• **Brief**
Reproduce the whole listing, character for character.

[begin Data]

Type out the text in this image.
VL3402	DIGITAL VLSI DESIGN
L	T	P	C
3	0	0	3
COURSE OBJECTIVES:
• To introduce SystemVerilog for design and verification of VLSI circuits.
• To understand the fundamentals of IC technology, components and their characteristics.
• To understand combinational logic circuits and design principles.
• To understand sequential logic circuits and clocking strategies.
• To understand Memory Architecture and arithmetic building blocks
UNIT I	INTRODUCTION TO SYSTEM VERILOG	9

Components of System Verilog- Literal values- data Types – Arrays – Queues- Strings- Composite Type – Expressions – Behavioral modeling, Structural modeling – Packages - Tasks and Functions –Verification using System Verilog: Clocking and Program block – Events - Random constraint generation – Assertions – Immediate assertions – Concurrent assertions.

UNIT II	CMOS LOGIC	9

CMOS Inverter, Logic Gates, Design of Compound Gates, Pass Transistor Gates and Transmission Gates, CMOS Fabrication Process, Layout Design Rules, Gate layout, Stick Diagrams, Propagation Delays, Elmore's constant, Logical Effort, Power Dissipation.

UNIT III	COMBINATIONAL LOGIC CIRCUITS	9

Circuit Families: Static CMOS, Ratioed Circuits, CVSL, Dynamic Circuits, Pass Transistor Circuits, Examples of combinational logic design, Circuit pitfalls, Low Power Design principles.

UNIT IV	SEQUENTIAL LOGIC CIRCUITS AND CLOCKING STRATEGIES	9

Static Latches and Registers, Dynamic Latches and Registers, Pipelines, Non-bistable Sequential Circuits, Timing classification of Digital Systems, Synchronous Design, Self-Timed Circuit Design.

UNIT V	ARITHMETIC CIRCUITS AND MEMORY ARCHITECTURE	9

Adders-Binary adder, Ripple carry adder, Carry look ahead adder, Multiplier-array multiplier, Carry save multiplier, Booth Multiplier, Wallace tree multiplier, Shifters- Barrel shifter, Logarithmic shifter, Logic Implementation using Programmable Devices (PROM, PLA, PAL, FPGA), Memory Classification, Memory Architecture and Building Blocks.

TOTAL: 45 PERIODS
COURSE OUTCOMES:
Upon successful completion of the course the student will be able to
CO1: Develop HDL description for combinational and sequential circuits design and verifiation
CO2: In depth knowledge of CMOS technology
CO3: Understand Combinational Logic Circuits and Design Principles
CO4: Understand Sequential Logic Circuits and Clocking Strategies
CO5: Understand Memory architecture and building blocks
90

[end Data]

• **Completed exercise**
Type out the text in this image.
VL3402	DIGITAL VLSI DESIGN
L	T	P	C
3	0	0	3
COURSE OBJECTIVES:
• To introduce SystemVerilog for design and verification of VLSI circuits.
• To understand the fundamentals of IC technology, components and their characteristics.
• To understand combinational logic circuits and design principles.
• To understand sequential logic circuits and clocking strategies.
• To understand Memory Architecture and arithmetic building blocks
UNIT I	INTRODUCTION TO SYSTEM VERILOG	9

Components of System Verilog- Literal values- data Types – Arrays – Queues- Strings- Composite Type – Expressions – Behavioral modeling, Structural modeling – Packages - Tasks and Functions –Verification using System Verilog: Clocking and Program block – Events - Random constraint generation – Assertions – Immediate assertions – Concurrent assertions.

UNIT II	CMOS LOGIC	9

CMOS Inverter, Logic Gates, Design of Compound Gates, Pass Transistor Gates and Transmission Gates, CMOS Fabrication Process, Layout Design Rules, Gate layout, Stick Diagrams, Propagation Delays, Elmore's constant, Logical Effort, Power Dissipation.

UNIT III	COMBINATIONAL LOGIC CIRCUITS	9

Circuit Families: Static CMOS, Ratioed Circuits, CVSL, Dynamic Circuits, Pass Transistor Circuits, Examples of combinational logic design, Circuit pitfalls, Low Power Design principles.

UNIT IV	SEQUENTIAL LOGIC CIRCUITS AND CLOCKING STRATEGIES	9

Static Latches and Registers, Dynamic Latches and Registers, Pipelines, Non-bistable Sequential Circuits, Timing classification of Digital Systems, Synchronous Design, Self-Timed Circuit Design.

UNIT V	ARITHMETIC CIRCUITS AND MEMORY ARCHITECTURE	9

Adders-Binary adder, Ripple carry adder, Carry look ahead adder, Multiplier-array multiplier, Carry save multiplier, Booth Multiplier, Wallace tree multiplier, Shifters- Barrel shifter, Logarithmic shifter, Logic Implementation using Programmable Devices (PROM, PLA, PAL, FPGA), Memory Classification, Memory Architecture and Building Blocks.

TOTAL: 45 PERIODS
COURSE OUTCOMES:
Upon successful completion of the course the student will be able to
CO1: Develop HDL description for combinational and sequential circuits design and verifiation
CO2: In depth knowledge of CMOS technology
CO3: Understand Combinational Logic Circuits and Design Principles
CO4: Understand Sequential Logic Circuits and Clocking Strategies
CO5: Understand Memory architecture and building blocks
90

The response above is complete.